* _The task_
Print every entry, word for word, and skip the images.

— START Material provided —

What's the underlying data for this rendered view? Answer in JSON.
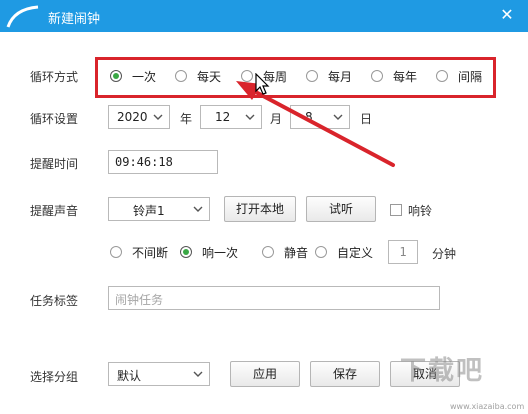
{
  "window": {
    "title": "新建闹钟",
    "close_glyph": "✕"
  },
  "labels": {
    "loop_mode": "循环方式",
    "loop_settings": "循环设置",
    "remind_time": "提醒时间",
    "remind_sound": "提醒声音",
    "task_label": "任务标签",
    "select_group": "选择分组"
  },
  "loop_modes": [
    {
      "label": "一次",
      "checked": true
    },
    {
      "label": "每天",
      "checked": false
    },
    {
      "label": "每周",
      "checked": false
    },
    {
      "label": "每月",
      "checked": false
    },
    {
      "label": "每年",
      "checked": false
    },
    {
      "label": "间隔",
      "checked": false
    }
  ],
  "loop_settings": {
    "year": "2020",
    "year_unit": "年",
    "month": "12",
    "month_unit": "月",
    "day": "8",
    "day_unit": "日"
  },
  "remind_time": {
    "value": "09:46:18"
  },
  "sound": {
    "selected": "铃声1",
    "open_local": "打开本地",
    "preview": "试听",
    "ring_label": "响铃",
    "ring_checked": false
  },
  "play_modes": [
    {
      "label": "不间断",
      "checked": false
    },
    {
      "label": "响一次",
      "checked": true
    },
    {
      "label": "静音",
      "checked": false
    },
    {
      "label": "自定义",
      "checked": false
    }
  ],
  "custom_minutes": {
    "value": "1",
    "unit": "分钟"
  },
  "task_label": {
    "placeholder": "闹钟任务"
  },
  "group": {
    "selected": "默认",
    "apply": "应用",
    "save": "保存",
    "cancel": "取消"
  },
  "watermark": {
    "text": "下载吧",
    "url": "www.xiazaiba.com"
  },
  "colors": {
    "titlebar": "#1f9ae3",
    "annotation": "#d9242b",
    "radio_checked": "#3aa845"
  }
}
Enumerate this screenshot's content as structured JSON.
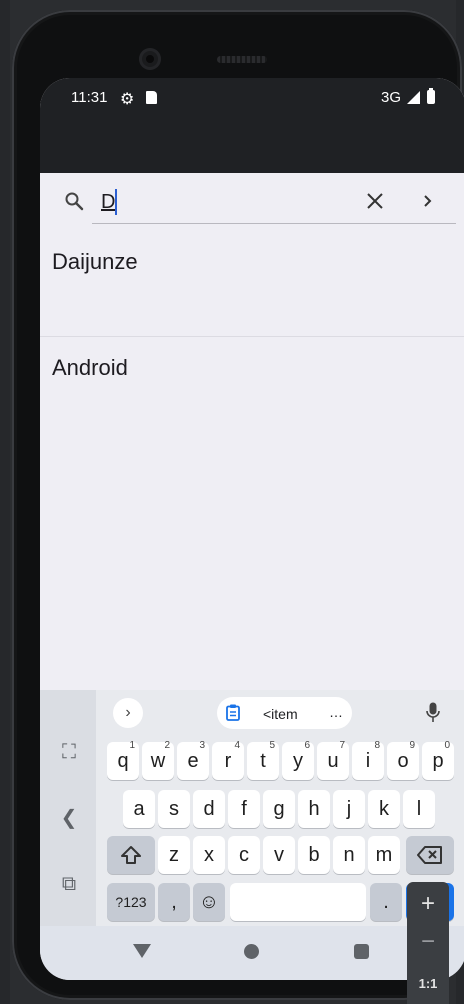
{
  "status_bar": {
    "time": "11:31",
    "network": "3G"
  },
  "search": {
    "query": "D"
  },
  "results": [
    {
      "label": "Daijunze"
    },
    {
      "label": "Android"
    }
  ],
  "keyboard": {
    "clipboard_suggestion": "<item",
    "clipboard_more": "…",
    "row1": [
      {
        "k": "q",
        "n": "1"
      },
      {
        "k": "w",
        "n": "2"
      },
      {
        "k": "e",
        "n": "3"
      },
      {
        "k": "r",
        "n": "4"
      },
      {
        "k": "t",
        "n": "5"
      },
      {
        "k": "y",
        "n": "6"
      },
      {
        "k": "u",
        "n": "7"
      },
      {
        "k": "i",
        "n": "8"
      },
      {
        "k": "o",
        "n": "9"
      },
      {
        "k": "p",
        "n": "0"
      }
    ],
    "row2": [
      "a",
      "s",
      "d",
      "f",
      "g",
      "h",
      "j",
      "k",
      "l"
    ],
    "row3": [
      "z",
      "x",
      "c",
      "v",
      "b",
      "n",
      "m"
    ],
    "symbols_label": "?123",
    "comma": ",",
    "period": "."
  },
  "emulator": {
    "zoom_in": "+",
    "zoom_out": "−",
    "zoom_ratio": "1:1"
  }
}
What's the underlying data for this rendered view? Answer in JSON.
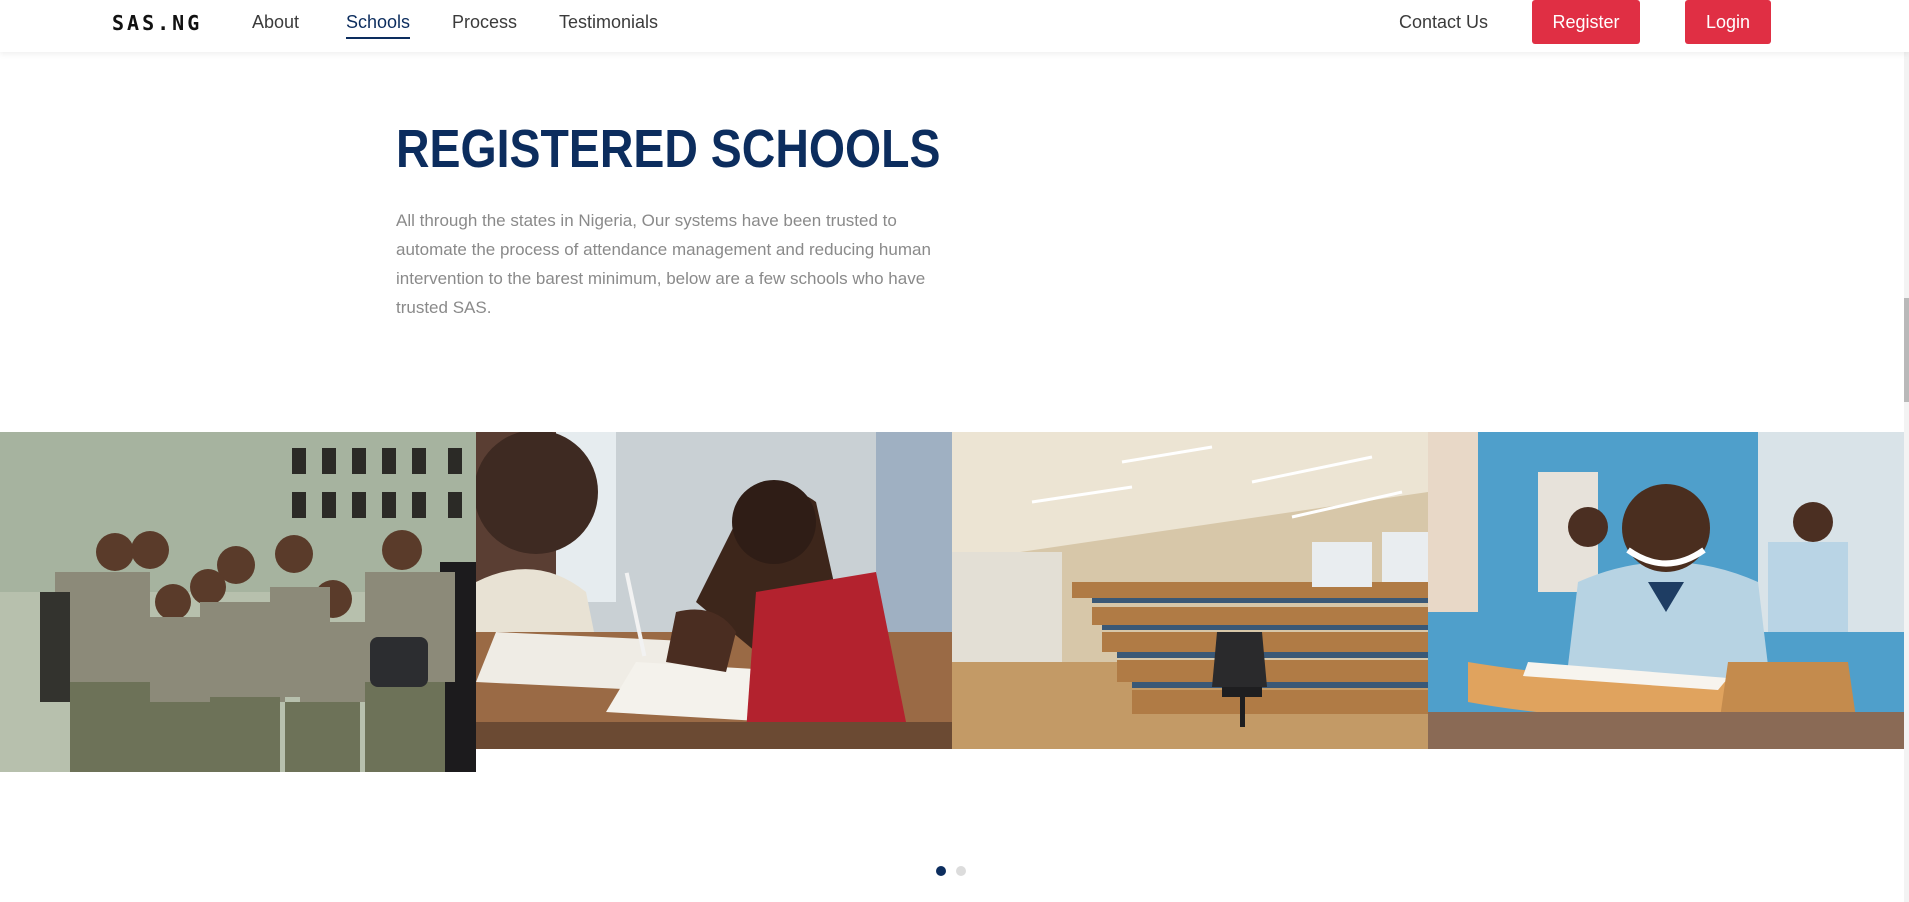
{
  "nav": {
    "brand": "SAS.NG",
    "links": [
      {
        "label": "About"
      },
      {
        "label": "Schools"
      },
      {
        "label": "Process"
      },
      {
        "label": "Testimonials"
      }
    ],
    "contact_label": "Contact Us",
    "register_label": "Register",
    "login_label": "Login"
  },
  "section": {
    "title": "REGISTERED SCHOOLS",
    "description": "All through the states in Nigeria, Our systems have been trusted to automate the process of attendance management and reducing human intervention to the barest minimum, below are a few schools who have trusted SAS."
  },
  "gallery": {
    "photos": [
      {
        "icon": "students-group-photo"
      },
      {
        "icon": "students-writing-photo"
      },
      {
        "icon": "lecture-hall-photo"
      },
      {
        "icon": "smiling-student-photo"
      }
    ]
  },
  "carousel": {
    "page_count": 2,
    "active_page": 1
  },
  "colors": {
    "primary": "#0c2d5e",
    "accent": "#e02f44",
    "text_muted": "#8a8a8a"
  }
}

— END Material provided —

* _Result_
What's the underlying data for this rendered view? Answer in JSON.
{
  "window": {
    "title": "新建闹钟",
    "close_glyph": "✕"
  },
  "labels": {
    "loop_mode": "循环方式",
    "loop_settings": "循环设置",
    "remind_time": "提醒时间",
    "remind_sound": "提醒声音",
    "task_label": "任务标签",
    "select_group": "选择分组"
  },
  "loop_modes": [
    {
      "label": "一次",
      "checked": true
    },
    {
      "label": "每天",
      "checked": false
    },
    {
      "label": "每周",
      "checked": false
    },
    {
      "label": "每月",
      "checked": false
    },
    {
      "label": "每年",
      "checked": false
    },
    {
      "label": "间隔",
      "checked": false
    }
  ],
  "loop_settings": {
    "year": "2020",
    "year_unit": "年",
    "month": "12",
    "month_unit": "月",
    "day": "8",
    "day_unit": "日"
  },
  "remind_time": {
    "value": "09:46:18"
  },
  "sound": {
    "selected": "铃声1",
    "open_local": "打开本地",
    "preview": "试听",
    "ring_label": "响铃",
    "ring_checked": false
  },
  "play_modes": [
    {
      "label": "不间断",
      "checked": false
    },
    {
      "label": "响一次",
      "checked": true
    },
    {
      "label": "静音",
      "checked": false
    },
    {
      "label": "自定义",
      "checked": false
    }
  ],
  "custom_minutes": {
    "value": "1",
    "unit": "分钟"
  },
  "task_label": {
    "placeholder": "闹钟任务"
  },
  "group": {
    "selected": "默认",
    "apply": "应用",
    "save": "保存",
    "cancel": "取消"
  },
  "watermark": {
    "text": "下载吧",
    "url": "www.xiazaiba.com"
  },
  "colors": {
    "titlebar": "#1f9ae3",
    "annotation": "#d9242b",
    "radio_checked": "#3aa845"
  }
}
Enumerate this screenshot's content as structured JSON.
{
  "status_bar": {
    "time": "11:31",
    "network": "3G"
  },
  "search": {
    "query": "D"
  },
  "results": [
    {
      "label": "Daijunze"
    },
    {
      "label": "Android"
    }
  ],
  "keyboard": {
    "clipboard_suggestion": "<item",
    "clipboard_more": "…",
    "row1": [
      {
        "k": "q",
        "n": "1"
      },
      {
        "k": "w",
        "n": "2"
      },
      {
        "k": "e",
        "n": "3"
      },
      {
        "k": "r",
        "n": "4"
      },
      {
        "k": "t",
        "n": "5"
      },
      {
        "k": "y",
        "n": "6"
      },
      {
        "k": "u",
        "n": "7"
      },
      {
        "k": "i",
        "n": "8"
      },
      {
        "k": "o",
        "n": "9"
      },
      {
        "k": "p",
        "n": "0"
      }
    ],
    "row2": [
      "a",
      "s",
      "d",
      "f",
      "g",
      "h",
      "j",
      "k",
      "l"
    ],
    "row3": [
      "z",
      "x",
      "c",
      "v",
      "b",
      "n",
      "m"
    ],
    "symbols_label": "?123",
    "comma": ",",
    "period": "."
  },
  "emulator": {
    "zoom_in": "+",
    "zoom_out": "−",
    "zoom_ratio": "1:1"
  }
}
What's the underlying data for this rendered view? Answer in JSON.
{
  "nav": {
    "brand": "SAS.NG",
    "links": [
      {
        "label": "About"
      },
      {
        "label": "Schools"
      },
      {
        "label": "Process"
      },
      {
        "label": "Testimonials"
      }
    ],
    "contact_label": "Contact Us",
    "register_label": "Register",
    "login_label": "Login"
  },
  "section": {
    "title": "REGISTERED SCHOOLS",
    "description": "All through the states in Nigeria, Our systems have been trusted to automate the process of attendance management and reducing human intervention to the barest minimum, below are a few schools who have trusted SAS."
  },
  "gallery": {
    "photos": [
      {
        "icon": "students-group-photo"
      },
      {
        "icon": "students-writing-photo"
      },
      {
        "icon": "lecture-hall-photo"
      },
      {
        "icon": "smiling-student-photo"
      }
    ]
  },
  "carousel": {
    "page_count": 2,
    "active_page": 1
  },
  "colors": {
    "primary": "#0c2d5e",
    "accent": "#e02f44",
    "text_muted": "#8a8a8a"
  }
}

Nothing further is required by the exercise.